[Dataset items]
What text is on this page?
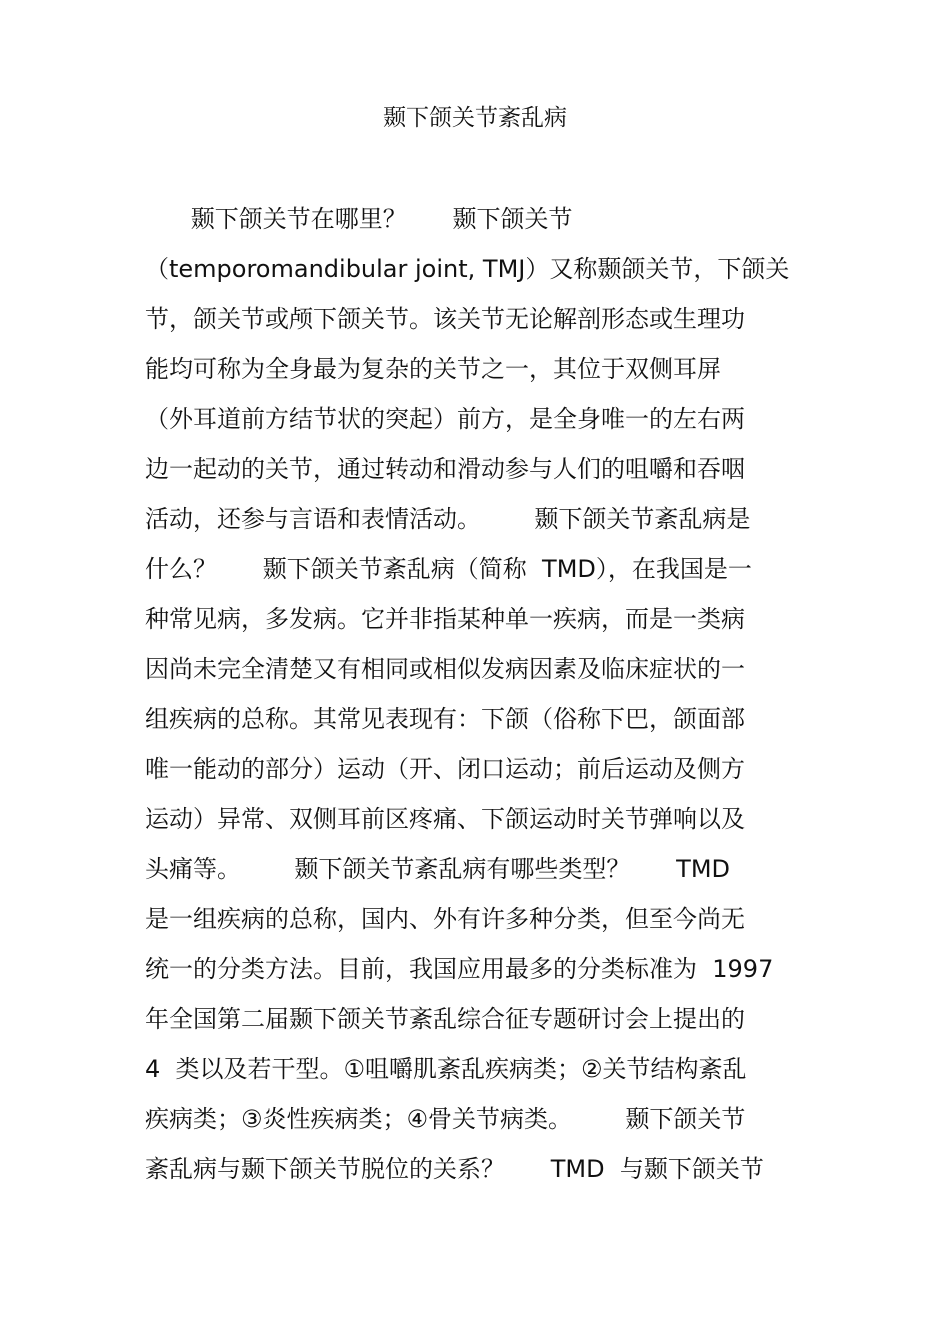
颞下颌关节紊乱病
颞下颌关节在哪里？      颞下颌关节
（temporomandibular joint, TMJ）又称颞颌关节，下颌关
节，颌关节或颅下颌关节。该关节无论解剖形态或生理功
能均可称为全身最为复杂的关节之一，其位于双侧耳屏
（外耳道前方结节状的突起）前方，是全身唯一的左右两
边一起动的关节，通过转动和滑动参与人们的咀嚼和吞咽
活动，还参与言语和表情活动。       颞下颌关节紊乱病是
什么？      颞下颌关节紊乱病（简称  TMD），在我国是一
种常见病，多发病。它并非指某种单一疾病，而是一类病
因尚未完全清楚又有相同或相似发病因素及临床症状的一
组疾病的总称。其常见表现有：下颌（俗称下巴，颌面部
唯一能动的部分）运动（开、闭口运动；前后运动及侧方
运动）异常、双侧耳前区疼痛、下颌运动时关节弹响以及
头痛等。       颞下颌关节紊乱病有哪些类型？      TMD
是一组疾病的总称，国内、外有许多种分类，但至今尚无
统一的分类方法。目前，我国应用最多的分类标准为  1997
年全国第二届颞下颌关节紊乱综合征专题研讨会上提出的
4  类以及若干型。①咀嚼肌紊乱疾病类；②关节结构紊乱
疾病类；③炎性疾病类；④骨关节病类。       颞下颌关节
紊乱病与颞下颌关节脱位的关系？      TMD  与颞下颌关节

» Task description: Print all of the entries word for word. Skip any images they contain.

» Output of the task:
What text is on this page?
颞下颌关节紊乱病
颞下颌关节在哪里？      颞下颌关节
（temporomandibular joint, TMJ）又称颞颌关节，下颌关
节，颌关节或颅下颌关节。该关节无论解剖形态或生理功
能均可称为全身最为复杂的关节之一，其位于双侧耳屏
（外耳道前方结节状的突起）前方，是全身唯一的左右两
边一起动的关节，通过转动和滑动参与人们的咀嚼和吞咽
活动，还参与言语和表情活动。       颞下颌关节紊乱病是
什么？      颞下颌关节紊乱病（简称  TMD），在我国是一
种常见病，多发病。它并非指某种单一疾病，而是一类病
因尚未完全清楚又有相同或相似发病因素及临床症状的一
组疾病的总称。其常见表现有：下颌（俗称下巴，颌面部
唯一能动的部分）运动（开、闭口运动；前后运动及侧方
运动）异常、双侧耳前区疼痛、下颌运动时关节弹响以及
头痛等。       颞下颌关节紊乱病有哪些类型？      TMD
是一组疾病的总称，国内、外有许多种分类，但至今尚无
统一的分类方法。目前，我国应用最多的分类标准为  1997
年全国第二届颞下颌关节紊乱综合征专题研讨会上提出的
4  类以及若干型。①咀嚼肌紊乱疾病类；②关节结构紊乱
疾病类；③炎性疾病类；④骨关节病类。       颞下颌关节
紊乱病与颞下颌关节脱位的关系？      TMD  与颞下颌关节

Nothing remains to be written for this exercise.